:: Given data ::

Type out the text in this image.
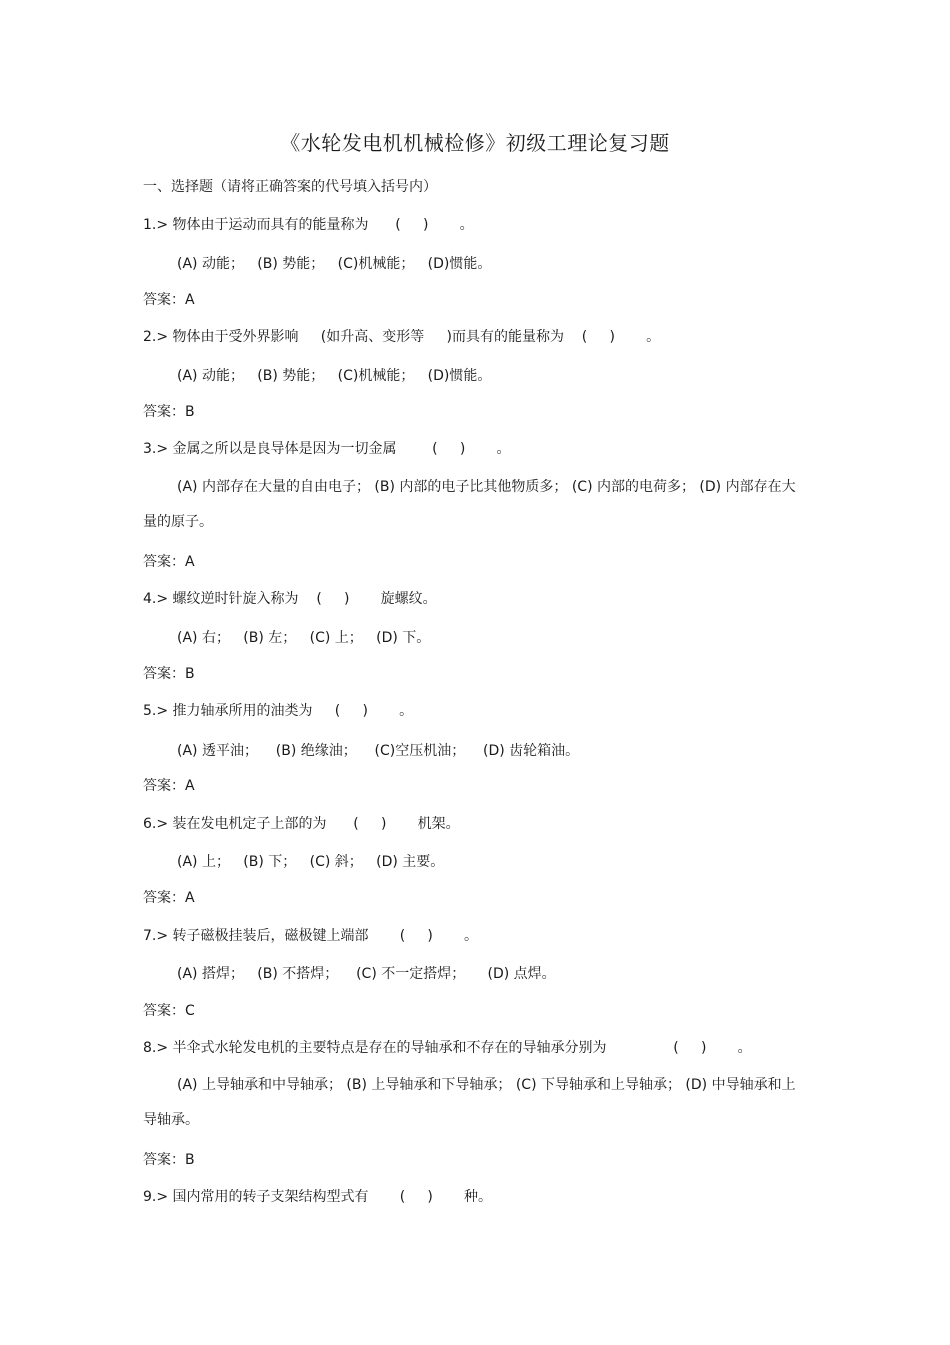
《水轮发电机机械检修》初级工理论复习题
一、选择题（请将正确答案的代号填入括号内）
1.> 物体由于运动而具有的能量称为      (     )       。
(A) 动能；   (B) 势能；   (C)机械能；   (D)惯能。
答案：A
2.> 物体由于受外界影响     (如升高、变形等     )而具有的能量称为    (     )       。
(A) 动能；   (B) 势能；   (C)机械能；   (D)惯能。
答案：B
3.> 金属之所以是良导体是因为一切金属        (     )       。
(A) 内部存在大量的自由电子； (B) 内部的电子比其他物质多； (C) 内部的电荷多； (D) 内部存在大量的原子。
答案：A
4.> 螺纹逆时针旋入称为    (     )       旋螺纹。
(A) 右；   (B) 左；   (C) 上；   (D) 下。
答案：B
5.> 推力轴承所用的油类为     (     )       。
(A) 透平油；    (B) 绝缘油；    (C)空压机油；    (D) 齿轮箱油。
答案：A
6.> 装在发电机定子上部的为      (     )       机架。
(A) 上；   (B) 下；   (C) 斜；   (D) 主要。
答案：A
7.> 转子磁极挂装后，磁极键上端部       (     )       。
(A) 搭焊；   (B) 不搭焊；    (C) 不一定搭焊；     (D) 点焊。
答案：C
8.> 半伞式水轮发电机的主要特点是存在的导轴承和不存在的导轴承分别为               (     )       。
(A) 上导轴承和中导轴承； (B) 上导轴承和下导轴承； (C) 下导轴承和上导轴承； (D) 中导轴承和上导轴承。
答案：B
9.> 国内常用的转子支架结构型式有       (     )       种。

:::

The task: Copy each line of the records precisely and drop any images they hold.

The completed task:
Type out the text in this image.
《水轮发电机机械检修》初级工理论复习题
一、选择题（请将正确答案的代号填入括号内）
1.> 物体由于运动而具有的能量称为      (     )       。
(A) 动能；   (B) 势能；   (C)机械能；   (D)惯能。
答案：A
2.> 物体由于受外界影响     (如升高、变形等     )而具有的能量称为    (     )       。
(A) 动能；   (B) 势能；   (C)机械能；   (D)惯能。
答案：B
3.> 金属之所以是良导体是因为一切金属        (     )       。
(A) 内部存在大量的自由电子； (B) 内部的电子比其他物质多； (C) 内部的电荷多； (D) 内部存在大量的原子。
答案：A
4.> 螺纹逆时针旋入称为    (     )       旋螺纹。
(A) 右；   (B) 左；   (C) 上；   (D) 下。
答案：B
5.> 推力轴承所用的油类为     (     )       。
(A) 透平油；    (B) 绝缘油；    (C)空压机油；    (D) 齿轮箱油。
答案：A
6.> 装在发电机定子上部的为      (     )       机架。
(A) 上；   (B) 下；   (C) 斜；   (D) 主要。
答案：A
7.> 转子磁极挂装后，磁极键上端部       (     )       。
(A) 搭焊；   (B) 不搭焊；    (C) 不一定搭焊；     (D) 点焊。
答案：C
8.> 半伞式水轮发电机的主要特点是存在的导轴承和不存在的导轴承分别为               (     )       。
(A) 上导轴承和中导轴承； (B) 上导轴承和下导轴承； (C) 下导轴承和上导轴承； (D) 中导轴承和上导轴承。
答案：B
9.> 国内常用的转子支架结构型式有       (     )       种。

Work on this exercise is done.